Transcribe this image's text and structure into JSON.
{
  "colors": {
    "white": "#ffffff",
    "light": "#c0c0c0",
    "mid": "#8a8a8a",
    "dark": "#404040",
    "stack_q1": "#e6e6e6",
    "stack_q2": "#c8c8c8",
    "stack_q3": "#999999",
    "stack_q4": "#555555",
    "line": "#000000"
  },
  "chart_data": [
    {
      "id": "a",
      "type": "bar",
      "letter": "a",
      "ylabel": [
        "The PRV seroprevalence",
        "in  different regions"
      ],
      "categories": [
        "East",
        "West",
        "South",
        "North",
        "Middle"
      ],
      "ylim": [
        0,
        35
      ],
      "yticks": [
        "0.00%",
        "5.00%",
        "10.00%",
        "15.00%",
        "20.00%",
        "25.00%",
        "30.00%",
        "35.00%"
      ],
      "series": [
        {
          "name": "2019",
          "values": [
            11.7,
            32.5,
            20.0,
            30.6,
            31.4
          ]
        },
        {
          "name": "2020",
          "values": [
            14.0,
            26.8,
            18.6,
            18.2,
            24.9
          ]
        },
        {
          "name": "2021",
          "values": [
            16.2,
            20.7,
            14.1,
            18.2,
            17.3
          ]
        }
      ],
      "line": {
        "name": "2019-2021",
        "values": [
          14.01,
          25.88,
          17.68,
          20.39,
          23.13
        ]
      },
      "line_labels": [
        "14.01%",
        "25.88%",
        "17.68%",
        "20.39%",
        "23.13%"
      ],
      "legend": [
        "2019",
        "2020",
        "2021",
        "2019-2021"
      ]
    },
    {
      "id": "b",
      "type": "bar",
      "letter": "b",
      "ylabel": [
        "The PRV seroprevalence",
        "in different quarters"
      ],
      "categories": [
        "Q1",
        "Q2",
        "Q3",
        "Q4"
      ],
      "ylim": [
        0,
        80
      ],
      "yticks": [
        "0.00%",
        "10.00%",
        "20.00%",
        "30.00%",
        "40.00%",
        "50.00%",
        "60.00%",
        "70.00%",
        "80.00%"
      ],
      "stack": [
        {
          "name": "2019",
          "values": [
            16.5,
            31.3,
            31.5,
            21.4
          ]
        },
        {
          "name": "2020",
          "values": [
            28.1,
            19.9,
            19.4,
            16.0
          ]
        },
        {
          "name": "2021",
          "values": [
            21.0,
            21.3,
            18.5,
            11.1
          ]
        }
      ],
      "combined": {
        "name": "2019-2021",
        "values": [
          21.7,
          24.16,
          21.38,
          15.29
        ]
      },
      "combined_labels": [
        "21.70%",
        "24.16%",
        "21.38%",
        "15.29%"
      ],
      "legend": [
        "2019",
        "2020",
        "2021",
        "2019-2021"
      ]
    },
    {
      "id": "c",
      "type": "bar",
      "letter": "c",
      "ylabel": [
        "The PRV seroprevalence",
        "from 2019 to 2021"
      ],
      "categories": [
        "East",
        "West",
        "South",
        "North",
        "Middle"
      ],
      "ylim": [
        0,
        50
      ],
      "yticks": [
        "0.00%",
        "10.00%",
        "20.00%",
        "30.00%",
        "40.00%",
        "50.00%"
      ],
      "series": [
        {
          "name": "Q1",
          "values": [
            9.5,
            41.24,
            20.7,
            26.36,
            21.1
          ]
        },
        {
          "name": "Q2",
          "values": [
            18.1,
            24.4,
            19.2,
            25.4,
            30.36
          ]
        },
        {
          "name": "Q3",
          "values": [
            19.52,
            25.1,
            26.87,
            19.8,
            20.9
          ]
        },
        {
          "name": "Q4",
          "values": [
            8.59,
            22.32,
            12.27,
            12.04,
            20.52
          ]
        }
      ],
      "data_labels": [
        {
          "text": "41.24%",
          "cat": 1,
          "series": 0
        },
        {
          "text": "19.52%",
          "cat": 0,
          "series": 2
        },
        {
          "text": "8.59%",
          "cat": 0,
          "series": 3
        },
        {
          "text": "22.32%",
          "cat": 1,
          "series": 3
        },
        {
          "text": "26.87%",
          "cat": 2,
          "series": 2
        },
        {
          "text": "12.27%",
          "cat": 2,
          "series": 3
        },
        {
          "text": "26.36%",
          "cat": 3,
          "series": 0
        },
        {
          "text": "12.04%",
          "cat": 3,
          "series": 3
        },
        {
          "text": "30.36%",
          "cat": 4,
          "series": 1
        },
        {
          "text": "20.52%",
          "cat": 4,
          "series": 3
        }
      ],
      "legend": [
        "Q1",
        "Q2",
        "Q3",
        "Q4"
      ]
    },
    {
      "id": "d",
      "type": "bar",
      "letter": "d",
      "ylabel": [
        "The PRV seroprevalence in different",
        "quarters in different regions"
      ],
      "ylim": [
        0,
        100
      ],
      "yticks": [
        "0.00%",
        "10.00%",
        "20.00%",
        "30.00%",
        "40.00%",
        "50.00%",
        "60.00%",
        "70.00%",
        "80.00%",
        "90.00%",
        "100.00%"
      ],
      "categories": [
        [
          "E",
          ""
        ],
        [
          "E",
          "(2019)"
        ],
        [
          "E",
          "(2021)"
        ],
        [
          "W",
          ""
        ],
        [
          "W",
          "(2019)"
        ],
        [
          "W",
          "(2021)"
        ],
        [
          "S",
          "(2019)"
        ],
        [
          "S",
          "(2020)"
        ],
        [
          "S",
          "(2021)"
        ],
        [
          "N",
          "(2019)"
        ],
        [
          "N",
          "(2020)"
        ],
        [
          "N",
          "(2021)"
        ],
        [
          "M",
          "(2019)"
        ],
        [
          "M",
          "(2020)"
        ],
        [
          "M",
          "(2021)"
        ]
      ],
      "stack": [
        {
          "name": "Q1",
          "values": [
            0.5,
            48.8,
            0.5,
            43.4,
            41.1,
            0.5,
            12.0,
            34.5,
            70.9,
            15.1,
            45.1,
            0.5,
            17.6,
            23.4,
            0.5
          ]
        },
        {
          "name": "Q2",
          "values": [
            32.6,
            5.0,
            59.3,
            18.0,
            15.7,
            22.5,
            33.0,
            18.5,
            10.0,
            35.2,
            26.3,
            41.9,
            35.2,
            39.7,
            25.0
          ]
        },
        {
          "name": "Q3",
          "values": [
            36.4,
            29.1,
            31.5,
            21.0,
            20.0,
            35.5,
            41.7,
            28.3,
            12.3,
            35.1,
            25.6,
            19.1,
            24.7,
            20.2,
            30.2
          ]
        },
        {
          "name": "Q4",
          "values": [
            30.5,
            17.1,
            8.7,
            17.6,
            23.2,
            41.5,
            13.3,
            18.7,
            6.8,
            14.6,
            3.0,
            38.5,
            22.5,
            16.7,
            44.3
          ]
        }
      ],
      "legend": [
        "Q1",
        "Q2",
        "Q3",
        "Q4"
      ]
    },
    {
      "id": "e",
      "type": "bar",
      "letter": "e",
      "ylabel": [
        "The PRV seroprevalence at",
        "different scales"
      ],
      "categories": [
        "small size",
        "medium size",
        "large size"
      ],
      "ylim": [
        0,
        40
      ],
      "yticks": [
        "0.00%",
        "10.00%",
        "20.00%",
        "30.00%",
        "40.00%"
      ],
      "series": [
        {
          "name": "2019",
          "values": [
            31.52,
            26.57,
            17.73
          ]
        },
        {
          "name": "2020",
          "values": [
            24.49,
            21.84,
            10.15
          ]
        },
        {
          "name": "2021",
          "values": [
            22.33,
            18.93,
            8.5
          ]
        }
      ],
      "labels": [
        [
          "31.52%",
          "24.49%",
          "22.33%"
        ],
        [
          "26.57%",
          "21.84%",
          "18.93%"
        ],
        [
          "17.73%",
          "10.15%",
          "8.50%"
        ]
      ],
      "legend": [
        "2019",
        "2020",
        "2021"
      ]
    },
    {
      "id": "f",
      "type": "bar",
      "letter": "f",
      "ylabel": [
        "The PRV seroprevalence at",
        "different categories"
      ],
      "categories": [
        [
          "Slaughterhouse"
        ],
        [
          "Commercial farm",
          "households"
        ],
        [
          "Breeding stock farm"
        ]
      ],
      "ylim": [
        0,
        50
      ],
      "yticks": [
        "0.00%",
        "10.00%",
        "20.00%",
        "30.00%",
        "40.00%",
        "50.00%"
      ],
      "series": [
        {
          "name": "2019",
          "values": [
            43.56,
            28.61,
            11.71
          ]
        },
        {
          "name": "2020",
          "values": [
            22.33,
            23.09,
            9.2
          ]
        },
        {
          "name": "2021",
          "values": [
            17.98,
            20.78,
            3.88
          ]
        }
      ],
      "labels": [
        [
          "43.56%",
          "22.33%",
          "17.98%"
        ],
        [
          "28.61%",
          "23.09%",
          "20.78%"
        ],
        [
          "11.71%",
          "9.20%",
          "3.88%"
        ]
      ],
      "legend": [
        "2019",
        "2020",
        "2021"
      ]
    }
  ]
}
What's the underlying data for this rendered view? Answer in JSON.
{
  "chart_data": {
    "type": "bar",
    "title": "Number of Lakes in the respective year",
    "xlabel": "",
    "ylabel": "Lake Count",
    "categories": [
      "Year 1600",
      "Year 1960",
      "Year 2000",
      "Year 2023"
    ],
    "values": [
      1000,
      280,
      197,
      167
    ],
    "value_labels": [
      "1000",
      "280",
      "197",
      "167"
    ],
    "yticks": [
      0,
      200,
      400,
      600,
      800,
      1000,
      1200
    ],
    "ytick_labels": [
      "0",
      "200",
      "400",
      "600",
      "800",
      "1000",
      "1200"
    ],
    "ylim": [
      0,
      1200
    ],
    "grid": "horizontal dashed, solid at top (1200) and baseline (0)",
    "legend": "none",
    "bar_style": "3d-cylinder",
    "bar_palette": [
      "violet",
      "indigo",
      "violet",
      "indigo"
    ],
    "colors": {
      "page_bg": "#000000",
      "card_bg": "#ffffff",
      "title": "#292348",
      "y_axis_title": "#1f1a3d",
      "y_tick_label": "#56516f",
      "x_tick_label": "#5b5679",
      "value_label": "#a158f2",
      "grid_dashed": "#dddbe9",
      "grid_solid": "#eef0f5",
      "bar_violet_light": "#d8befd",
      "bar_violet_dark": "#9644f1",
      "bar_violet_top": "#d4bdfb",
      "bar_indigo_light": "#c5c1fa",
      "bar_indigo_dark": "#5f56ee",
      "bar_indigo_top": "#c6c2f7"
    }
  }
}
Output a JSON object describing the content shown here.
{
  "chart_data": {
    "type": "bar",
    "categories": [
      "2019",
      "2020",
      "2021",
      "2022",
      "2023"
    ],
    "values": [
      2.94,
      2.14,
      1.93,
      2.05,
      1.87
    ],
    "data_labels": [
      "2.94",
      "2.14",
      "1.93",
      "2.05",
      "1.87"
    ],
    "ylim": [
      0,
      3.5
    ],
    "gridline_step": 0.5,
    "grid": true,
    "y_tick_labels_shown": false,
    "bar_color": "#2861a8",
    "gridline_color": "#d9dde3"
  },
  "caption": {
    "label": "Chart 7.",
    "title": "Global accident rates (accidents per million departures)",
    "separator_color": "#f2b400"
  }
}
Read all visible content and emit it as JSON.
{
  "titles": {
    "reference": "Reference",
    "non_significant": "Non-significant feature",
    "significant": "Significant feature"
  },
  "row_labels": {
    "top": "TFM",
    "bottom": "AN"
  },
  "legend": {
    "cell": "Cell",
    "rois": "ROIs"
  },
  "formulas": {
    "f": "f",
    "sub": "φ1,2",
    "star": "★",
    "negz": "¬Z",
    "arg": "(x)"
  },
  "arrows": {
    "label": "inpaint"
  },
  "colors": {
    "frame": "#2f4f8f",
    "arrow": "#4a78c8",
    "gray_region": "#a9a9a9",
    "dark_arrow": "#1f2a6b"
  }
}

§ Task instructions
Collect the lines of the records that include the string "letter".

§ Result
      "letter": "a",
      "letter": "b",
      "letter": "c",
      "letter": "d",
      "letter": "e",
      "letter": "f",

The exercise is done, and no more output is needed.